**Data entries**
START
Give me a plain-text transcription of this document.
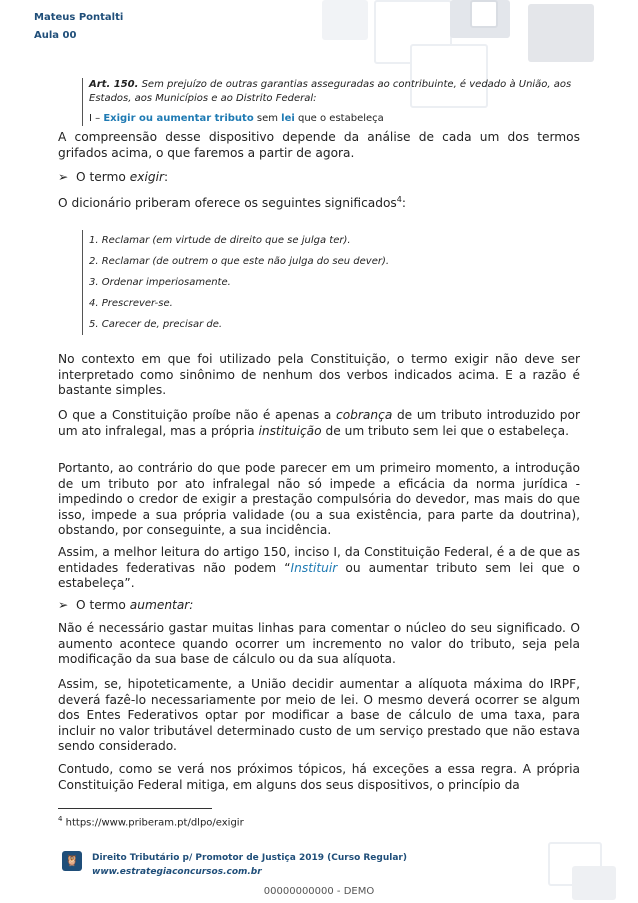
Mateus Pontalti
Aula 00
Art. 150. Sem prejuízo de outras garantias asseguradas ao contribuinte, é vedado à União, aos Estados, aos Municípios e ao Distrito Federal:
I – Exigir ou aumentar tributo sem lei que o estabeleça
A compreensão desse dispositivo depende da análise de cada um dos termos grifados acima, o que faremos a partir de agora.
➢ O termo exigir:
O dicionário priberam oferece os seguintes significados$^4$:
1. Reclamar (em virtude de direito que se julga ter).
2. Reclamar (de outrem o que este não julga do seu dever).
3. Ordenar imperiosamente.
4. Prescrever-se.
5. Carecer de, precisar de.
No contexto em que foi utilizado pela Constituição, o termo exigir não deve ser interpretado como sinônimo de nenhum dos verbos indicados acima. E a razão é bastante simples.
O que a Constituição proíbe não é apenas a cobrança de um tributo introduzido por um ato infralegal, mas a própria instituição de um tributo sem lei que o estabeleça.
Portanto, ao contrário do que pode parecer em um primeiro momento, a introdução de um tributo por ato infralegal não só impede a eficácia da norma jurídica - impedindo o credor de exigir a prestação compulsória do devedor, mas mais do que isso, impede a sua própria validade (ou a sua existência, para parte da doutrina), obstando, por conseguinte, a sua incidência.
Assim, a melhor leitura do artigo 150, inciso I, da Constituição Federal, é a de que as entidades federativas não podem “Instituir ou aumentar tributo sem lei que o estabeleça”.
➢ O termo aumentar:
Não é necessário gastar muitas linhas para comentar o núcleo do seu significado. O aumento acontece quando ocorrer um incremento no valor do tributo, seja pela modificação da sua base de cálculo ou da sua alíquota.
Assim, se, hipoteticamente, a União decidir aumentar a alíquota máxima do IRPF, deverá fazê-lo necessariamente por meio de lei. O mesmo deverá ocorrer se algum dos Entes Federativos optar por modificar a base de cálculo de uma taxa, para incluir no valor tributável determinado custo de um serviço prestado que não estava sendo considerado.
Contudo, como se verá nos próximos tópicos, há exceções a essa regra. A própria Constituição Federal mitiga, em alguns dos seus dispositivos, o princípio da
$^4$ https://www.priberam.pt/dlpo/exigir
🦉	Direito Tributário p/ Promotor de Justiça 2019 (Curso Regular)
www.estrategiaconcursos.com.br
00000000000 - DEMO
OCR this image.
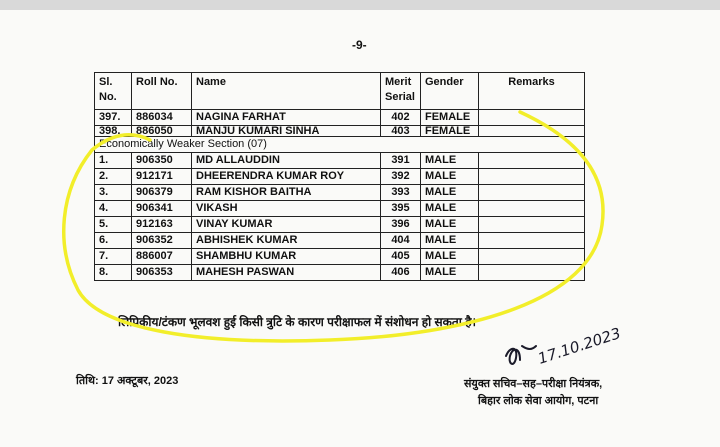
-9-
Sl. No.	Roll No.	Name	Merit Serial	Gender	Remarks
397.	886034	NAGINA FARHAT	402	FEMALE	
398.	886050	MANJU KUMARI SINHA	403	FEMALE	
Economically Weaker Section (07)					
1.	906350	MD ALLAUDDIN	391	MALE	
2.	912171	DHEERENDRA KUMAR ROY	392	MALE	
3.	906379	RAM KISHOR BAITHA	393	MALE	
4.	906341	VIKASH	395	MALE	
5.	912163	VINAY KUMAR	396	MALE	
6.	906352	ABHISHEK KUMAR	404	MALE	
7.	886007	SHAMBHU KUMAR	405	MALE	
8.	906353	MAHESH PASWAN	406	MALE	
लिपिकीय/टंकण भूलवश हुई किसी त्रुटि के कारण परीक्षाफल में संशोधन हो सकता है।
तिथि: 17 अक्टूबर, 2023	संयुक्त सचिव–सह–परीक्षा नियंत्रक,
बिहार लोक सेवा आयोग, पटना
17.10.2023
END
Look above for every line with the word "Federal" and copy it.

**FINISHED TASK**
Art. 150. Sem prejuízo de outras garantias asseguradas ao contribuinte, é vedado à União, aos Estados, aos Municípios e ao Distrito Federal:
Assim, a melhor leitura do artigo 150, inciso I, da Constituição Federal, é a de que as entidades federativas não podem “Instituir ou aumentar tributo sem lei que o estabeleça”.
Contudo, como se verá nos próximos tópicos, há exceções a essa regra. A própria Constituição Federal mitiga, em alguns dos seus dispositivos, o princípio da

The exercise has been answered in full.